◆ TASK BRIEF
Every record below should be printed exactly as it appears.

◆ RECORDS FOR THE EXERCISE

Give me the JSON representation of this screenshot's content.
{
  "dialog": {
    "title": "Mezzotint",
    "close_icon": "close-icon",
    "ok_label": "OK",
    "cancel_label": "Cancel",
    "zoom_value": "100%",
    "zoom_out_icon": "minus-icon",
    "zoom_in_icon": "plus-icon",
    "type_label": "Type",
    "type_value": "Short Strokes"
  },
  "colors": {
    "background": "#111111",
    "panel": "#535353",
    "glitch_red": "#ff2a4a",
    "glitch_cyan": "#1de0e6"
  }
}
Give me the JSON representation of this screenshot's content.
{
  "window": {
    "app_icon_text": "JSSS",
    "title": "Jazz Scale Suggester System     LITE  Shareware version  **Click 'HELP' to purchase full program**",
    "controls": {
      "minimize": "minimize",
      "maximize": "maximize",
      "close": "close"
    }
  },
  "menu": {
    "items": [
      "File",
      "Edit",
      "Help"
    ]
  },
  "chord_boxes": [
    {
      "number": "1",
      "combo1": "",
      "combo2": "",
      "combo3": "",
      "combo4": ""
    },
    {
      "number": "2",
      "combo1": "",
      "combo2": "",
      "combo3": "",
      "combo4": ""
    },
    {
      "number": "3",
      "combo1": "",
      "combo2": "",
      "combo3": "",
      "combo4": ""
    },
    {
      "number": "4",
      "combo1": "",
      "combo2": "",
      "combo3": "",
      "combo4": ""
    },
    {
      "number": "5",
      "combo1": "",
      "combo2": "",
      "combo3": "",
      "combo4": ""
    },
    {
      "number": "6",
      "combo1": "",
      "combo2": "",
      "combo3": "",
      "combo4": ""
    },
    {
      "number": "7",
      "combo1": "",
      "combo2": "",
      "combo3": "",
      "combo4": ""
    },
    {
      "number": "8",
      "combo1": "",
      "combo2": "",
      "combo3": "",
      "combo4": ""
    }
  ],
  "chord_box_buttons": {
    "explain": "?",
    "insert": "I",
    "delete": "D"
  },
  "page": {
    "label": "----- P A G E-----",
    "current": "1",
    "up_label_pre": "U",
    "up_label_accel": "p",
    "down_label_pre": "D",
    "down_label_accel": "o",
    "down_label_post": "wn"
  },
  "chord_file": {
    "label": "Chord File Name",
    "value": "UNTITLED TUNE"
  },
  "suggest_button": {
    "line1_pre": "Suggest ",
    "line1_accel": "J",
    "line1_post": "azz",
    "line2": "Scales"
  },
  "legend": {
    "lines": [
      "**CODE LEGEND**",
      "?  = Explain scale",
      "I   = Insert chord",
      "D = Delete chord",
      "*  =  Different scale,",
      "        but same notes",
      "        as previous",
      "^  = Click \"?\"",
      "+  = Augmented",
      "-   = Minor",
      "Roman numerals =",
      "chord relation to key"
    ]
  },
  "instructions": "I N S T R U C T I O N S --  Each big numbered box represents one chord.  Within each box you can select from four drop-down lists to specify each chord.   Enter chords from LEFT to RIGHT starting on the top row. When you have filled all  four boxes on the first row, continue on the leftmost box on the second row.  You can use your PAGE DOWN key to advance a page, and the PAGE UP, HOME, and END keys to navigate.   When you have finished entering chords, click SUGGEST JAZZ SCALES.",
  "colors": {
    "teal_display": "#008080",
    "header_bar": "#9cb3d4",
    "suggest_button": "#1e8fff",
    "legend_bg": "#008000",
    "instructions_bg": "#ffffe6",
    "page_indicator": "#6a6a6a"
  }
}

◆ EXERCISE RESPONSE
Give me the JSON representation of this screenshot's content.
{
  "dialog": {
    "title": "Mezzotint",
    "close_icon": "close-icon",
    "ok_label": "OK",
    "cancel_label": "Cancel",
    "zoom_value": "100%",
    "zoom_out_icon": "minus-icon",
    "zoom_in_icon": "plus-icon",
    "type_label": "Type",
    "type_value": "Short Strokes"
  },
  "colors": {
    "background": "#111111",
    "panel": "#535353",
    "glitch_red": "#ff2a4a",
    "glitch_cyan": "#1de0e6"
  }
}
Give me the JSON representation of this screenshot's content.
{
  "window": {
    "app_icon_text": "JSSS",
    "title": "Jazz Scale Suggester System     LITE  Shareware version  **Click 'HELP' to purchase full program**",
    "controls": {
      "minimize": "minimize",
      "maximize": "maximize",
      "close": "close"
    }
  },
  "menu": {
    "items": [
      "File",
      "Edit",
      "Help"
    ]
  },
  "chord_boxes": [
    {
      "number": "1",
      "combo1": "",
      "combo2": "",
      "combo3": "",
      "combo4": ""
    },
    {
      "number": "2",
      "combo1": "",
      "combo2": "",
      "combo3": "",
      "combo4": ""
    },
    {
      "number": "3",
      "combo1": "",
      "combo2": "",
      "combo3": "",
      "combo4": ""
    },
    {
      "number": "4",
      "combo1": "",
      "combo2": "",
      "combo3": "",
      "combo4": ""
    },
    {
      "number": "5",
      "combo1": "",
      "combo2": "",
      "combo3": "",
      "combo4": ""
    },
    {
      "number": "6",
      "combo1": "",
      "combo2": "",
      "combo3": "",
      "combo4": ""
    },
    {
      "number": "7",
      "combo1": "",
      "combo2": "",
      "combo3": "",
      "combo4": ""
    },
    {
      "number": "8",
      "combo1": "",
      "combo2": "",
      "combo3": "",
      "combo4": ""
    }
  ],
  "chord_box_buttons": {
    "explain": "?",
    "insert": "I",
    "delete": "D"
  },
  "page": {
    "label": "----- P A G E-----",
    "current": "1",
    "up_label_pre": "U",
    "up_label_accel": "p",
    "down_label_pre": "D",
    "down_label_accel": "o",
    "down_label_post": "wn"
  },
  "chord_file": {
    "label": "Chord File Name",
    "value": "UNTITLED TUNE"
  },
  "suggest_button": {
    "line1_pre": "Suggest ",
    "line1_accel": "J",
    "line1_post": "azz",
    "line2": "Scales"
  },
  "legend": {
    "lines": [
      "**CODE LEGEND**",
      "?  = Explain scale",
      "I   = Insert chord",
      "D = Delete chord",
      "*  =  Different scale,",
      "        but same notes",
      "        as previous",
      "^  = Click \"?\"",
      "+  = Augmented",
      "-   = Minor",
      "Roman numerals =",
      "chord relation to key"
    ]
  },
  "instructions": "I N S T R U C T I O N S --  Each big numbered box represents one chord.  Within each box you can select from four drop-down lists to specify each chord.   Enter chords from LEFT to RIGHT starting on the top row. When you have filled all  four boxes on the first row, continue on the leftmost box on the second row.  You can use your PAGE DOWN key to advance a page, and the PAGE UP, HOME, and END keys to navigate.   When you have finished entering chords, click SUGGEST JAZZ SCALES.",
  "colors": {
    "teal_display": "#008080",
    "header_bar": "#9cb3d4",
    "suggest_button": "#1e8fff",
    "legend_bg": "#008000",
    "instructions_bg": "#ffffe6",
    "page_indicator": "#6a6a6a"
  }
}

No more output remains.